*** PROVIDED INFORMATION
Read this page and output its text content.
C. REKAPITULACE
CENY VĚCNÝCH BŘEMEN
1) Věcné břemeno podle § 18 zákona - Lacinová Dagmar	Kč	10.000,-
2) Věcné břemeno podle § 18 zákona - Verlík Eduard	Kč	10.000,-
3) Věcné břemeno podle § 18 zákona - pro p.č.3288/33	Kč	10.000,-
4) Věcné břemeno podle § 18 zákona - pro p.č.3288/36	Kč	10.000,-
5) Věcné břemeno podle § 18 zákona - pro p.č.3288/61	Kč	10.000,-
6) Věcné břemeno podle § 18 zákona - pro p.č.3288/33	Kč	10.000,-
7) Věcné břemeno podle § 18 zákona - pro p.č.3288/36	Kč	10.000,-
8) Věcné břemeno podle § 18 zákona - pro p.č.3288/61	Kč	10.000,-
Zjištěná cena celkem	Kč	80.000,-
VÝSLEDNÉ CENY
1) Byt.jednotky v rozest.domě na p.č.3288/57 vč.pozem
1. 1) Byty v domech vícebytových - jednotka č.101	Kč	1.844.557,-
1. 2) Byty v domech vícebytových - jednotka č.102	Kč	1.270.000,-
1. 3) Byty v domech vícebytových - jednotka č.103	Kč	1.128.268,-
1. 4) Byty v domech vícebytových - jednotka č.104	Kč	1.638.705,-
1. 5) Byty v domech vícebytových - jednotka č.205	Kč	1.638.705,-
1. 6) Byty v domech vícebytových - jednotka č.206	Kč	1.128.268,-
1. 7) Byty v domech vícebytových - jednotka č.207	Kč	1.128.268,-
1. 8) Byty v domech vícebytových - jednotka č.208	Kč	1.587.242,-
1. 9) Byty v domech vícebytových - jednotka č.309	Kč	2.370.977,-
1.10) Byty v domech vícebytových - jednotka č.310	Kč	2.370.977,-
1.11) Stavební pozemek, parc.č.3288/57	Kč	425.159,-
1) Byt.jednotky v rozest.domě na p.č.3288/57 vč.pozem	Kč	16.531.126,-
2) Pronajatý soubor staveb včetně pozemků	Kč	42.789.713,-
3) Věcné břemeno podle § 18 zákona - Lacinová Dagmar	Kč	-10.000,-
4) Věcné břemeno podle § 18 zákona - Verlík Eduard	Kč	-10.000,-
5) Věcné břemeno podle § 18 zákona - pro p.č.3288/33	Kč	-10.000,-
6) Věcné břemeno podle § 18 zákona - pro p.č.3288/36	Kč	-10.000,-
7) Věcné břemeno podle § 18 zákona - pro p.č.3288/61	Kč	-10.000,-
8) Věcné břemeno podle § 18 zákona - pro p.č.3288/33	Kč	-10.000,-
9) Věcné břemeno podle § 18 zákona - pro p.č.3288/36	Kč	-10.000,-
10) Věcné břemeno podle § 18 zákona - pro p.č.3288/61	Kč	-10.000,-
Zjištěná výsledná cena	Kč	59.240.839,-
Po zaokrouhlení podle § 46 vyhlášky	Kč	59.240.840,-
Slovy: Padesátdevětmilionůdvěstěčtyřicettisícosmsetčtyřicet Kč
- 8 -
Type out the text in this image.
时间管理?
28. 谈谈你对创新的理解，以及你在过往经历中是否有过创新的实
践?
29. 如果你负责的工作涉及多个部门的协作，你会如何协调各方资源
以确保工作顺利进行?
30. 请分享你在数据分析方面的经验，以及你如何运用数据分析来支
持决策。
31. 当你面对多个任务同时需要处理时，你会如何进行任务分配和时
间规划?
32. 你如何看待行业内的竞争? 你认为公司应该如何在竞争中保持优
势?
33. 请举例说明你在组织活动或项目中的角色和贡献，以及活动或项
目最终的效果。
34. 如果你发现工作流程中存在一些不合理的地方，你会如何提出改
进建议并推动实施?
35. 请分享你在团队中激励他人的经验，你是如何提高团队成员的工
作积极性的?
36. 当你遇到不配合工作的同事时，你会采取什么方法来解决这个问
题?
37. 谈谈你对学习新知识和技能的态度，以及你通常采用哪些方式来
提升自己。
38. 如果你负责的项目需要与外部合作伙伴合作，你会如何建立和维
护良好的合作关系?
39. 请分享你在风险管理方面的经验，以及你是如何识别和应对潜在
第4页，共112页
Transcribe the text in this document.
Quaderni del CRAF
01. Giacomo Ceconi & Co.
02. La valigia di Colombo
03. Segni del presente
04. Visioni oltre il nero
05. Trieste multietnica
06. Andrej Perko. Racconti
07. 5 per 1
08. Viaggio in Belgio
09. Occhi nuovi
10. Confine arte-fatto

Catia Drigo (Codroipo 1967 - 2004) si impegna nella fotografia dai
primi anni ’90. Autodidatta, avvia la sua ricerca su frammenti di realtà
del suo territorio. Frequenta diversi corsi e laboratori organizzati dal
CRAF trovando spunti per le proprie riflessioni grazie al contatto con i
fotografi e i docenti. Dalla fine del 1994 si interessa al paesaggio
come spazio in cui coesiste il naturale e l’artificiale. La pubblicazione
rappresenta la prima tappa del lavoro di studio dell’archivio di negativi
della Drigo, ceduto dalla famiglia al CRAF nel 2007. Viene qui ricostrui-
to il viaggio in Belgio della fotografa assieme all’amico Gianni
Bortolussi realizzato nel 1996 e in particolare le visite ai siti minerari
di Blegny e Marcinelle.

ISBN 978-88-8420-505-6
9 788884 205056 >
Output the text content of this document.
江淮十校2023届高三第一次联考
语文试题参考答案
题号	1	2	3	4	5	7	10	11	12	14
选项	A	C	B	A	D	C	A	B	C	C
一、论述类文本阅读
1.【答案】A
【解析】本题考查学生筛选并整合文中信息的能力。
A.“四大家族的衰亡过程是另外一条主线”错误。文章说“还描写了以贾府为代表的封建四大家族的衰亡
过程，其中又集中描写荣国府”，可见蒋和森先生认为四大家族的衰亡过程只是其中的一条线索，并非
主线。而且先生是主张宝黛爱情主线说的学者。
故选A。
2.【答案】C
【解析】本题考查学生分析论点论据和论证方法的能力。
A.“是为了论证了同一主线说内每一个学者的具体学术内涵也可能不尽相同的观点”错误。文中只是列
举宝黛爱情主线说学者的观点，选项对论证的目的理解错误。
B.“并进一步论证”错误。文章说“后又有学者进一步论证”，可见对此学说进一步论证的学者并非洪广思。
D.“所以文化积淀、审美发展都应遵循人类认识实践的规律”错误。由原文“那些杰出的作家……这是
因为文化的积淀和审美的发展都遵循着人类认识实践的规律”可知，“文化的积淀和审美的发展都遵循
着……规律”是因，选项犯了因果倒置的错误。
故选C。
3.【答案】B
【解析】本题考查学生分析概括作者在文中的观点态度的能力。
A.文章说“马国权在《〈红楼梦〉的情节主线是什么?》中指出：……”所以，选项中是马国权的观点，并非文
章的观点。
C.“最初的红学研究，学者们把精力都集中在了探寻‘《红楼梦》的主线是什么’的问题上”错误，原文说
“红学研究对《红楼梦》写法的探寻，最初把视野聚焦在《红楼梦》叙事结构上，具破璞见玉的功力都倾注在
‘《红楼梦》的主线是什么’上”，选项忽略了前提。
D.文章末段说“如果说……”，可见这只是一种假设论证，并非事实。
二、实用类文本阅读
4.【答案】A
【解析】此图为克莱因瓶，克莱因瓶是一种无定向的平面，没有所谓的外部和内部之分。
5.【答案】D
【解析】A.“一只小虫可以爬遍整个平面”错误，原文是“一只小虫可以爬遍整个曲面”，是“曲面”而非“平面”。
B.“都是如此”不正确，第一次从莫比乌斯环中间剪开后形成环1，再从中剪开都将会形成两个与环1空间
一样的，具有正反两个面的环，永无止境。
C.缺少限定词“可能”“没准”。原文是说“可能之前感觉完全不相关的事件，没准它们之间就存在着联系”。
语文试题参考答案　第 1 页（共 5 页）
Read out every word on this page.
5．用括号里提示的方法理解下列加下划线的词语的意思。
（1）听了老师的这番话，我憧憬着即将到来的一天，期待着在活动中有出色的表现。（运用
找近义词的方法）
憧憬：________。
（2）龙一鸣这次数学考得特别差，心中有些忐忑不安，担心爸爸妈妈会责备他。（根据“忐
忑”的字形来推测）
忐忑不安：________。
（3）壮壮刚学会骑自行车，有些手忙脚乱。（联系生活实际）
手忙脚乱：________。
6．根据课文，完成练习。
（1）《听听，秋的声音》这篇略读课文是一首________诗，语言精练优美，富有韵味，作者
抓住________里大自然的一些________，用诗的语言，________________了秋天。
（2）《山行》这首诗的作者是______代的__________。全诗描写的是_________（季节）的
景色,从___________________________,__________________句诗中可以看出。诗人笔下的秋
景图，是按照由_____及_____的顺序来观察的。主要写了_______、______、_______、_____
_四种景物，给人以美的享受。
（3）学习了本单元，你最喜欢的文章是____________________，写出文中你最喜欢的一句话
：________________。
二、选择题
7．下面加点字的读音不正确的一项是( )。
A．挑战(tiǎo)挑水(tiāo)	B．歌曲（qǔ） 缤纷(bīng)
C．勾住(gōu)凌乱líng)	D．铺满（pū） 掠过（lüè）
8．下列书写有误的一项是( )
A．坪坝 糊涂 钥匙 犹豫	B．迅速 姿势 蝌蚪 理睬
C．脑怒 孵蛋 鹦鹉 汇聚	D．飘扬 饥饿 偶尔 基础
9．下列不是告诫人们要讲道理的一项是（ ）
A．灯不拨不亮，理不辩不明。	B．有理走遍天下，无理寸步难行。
******
_STATED TASK_: Examine the records and pull out every line where the string "text" occurs.

_THE RESULT_:
Read this page and output its text content.
Type out the text in this image.
Transcribe the text in this document.
Output the text content of this document.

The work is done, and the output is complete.